## Dataset listings of figures
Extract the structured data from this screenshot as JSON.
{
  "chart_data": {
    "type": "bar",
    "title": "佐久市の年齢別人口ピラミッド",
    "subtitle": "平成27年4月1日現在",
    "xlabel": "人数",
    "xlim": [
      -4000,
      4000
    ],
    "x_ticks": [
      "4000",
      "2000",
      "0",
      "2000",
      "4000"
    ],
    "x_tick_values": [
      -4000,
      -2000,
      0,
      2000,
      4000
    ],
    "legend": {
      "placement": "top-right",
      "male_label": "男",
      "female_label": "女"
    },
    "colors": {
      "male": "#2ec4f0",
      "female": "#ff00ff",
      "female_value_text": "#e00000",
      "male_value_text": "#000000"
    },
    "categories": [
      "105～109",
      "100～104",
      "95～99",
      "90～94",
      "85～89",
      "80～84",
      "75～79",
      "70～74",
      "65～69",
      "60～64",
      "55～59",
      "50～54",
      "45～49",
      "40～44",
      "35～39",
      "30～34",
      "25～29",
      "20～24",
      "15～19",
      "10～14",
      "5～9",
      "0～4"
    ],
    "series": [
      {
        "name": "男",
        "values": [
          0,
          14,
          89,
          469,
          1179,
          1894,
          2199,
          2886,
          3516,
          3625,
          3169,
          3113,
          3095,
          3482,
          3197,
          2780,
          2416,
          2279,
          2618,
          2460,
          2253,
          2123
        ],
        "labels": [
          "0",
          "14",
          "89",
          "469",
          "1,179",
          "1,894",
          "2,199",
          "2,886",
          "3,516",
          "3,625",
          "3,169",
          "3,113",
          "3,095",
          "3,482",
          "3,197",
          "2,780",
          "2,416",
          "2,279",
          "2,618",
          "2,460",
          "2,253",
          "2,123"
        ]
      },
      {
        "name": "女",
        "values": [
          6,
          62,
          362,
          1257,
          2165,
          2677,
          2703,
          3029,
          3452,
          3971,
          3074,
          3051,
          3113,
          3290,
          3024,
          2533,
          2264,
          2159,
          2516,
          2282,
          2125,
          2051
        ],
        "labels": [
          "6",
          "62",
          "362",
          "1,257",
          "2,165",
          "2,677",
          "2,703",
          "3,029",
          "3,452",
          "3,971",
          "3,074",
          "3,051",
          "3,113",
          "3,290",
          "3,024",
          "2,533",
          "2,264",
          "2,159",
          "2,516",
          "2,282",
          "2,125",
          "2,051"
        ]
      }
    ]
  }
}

## What to produce
Could you quote the material above in full, exactly as it stands?

## Reply
Extract the structured data from this screenshot as JSON.
{
  "chart_data": {
    "type": "bar",
    "title": "佐久市の年齢別人口ピラミッド",
    "subtitle": "平成27年4月1日現在",
    "xlabel": "人数",
    "xlim": [
      -4000,
      4000
    ],
    "x_ticks": [
      "4000",
      "2000",
      "0",
      "2000",
      "4000"
    ],
    "x_tick_values": [
      -4000,
      -2000,
      0,
      2000,
      4000
    ],
    "legend": {
      "placement": "top-right",
      "male_label": "男",
      "female_label": "女"
    },
    "colors": {
      "male": "#2ec4f0",
      "female": "#ff00ff",
      "female_value_text": "#e00000",
      "male_value_text": "#000000"
    },
    "categories": [
      "105～109",
      "100～104",
      "95～99",
      "90～94",
      "85～89",
      "80～84",
      "75～79",
      "70～74",
      "65～69",
      "60～64",
      "55～59",
      "50～54",
      "45～49",
      "40～44",
      "35～39",
      "30～34",
      "25～29",
      "20～24",
      "15～19",
      "10～14",
      "5～9",
      "0～4"
    ],
    "series": [
      {
        "name": "男",
        "values": [
          0,
          14,
          89,
          469,
          1179,
          1894,
          2199,
          2886,
          3516,
          3625,
          3169,
          3113,
          3095,
          3482,
          3197,
          2780,
          2416,
          2279,
          2618,
          2460,
          2253,
          2123
        ],
        "labels": [
          "0",
          "14",
          "89",
          "469",
          "1,179",
          "1,894",
          "2,199",
          "2,886",
          "3,516",
          "3,625",
          "3,169",
          "3,113",
          "3,095",
          "3,482",
          "3,197",
          "2,780",
          "2,416",
          "2,279",
          "2,618",
          "2,460",
          "2,253",
          "2,123"
        ]
      },
      {
        "name": "女",
        "values": [
          6,
          62,
          362,
          1257,
          2165,
          2677,
          2703,
          3029,
          3452,
          3971,
          3074,
          3051,
          3113,
          3290,
          3024,
          2533,
          2264,
          2159,
          2516,
          2282,
          2125,
          2051
        ],
        "labels": [
          "6",
          "62",
          "362",
          "1,257",
          "2,165",
          "2,677",
          "2,703",
          "3,029",
          "3,452",
          "3,971",
          "3,074",
          "3,051",
          "3,113",
          "3,290",
          "3,024",
          "2,533",
          "2,264",
          "2,159",
          "2,516",
          "2,282",
          "2,125",
          "2,051"
        ]
      }
    ]
  }
}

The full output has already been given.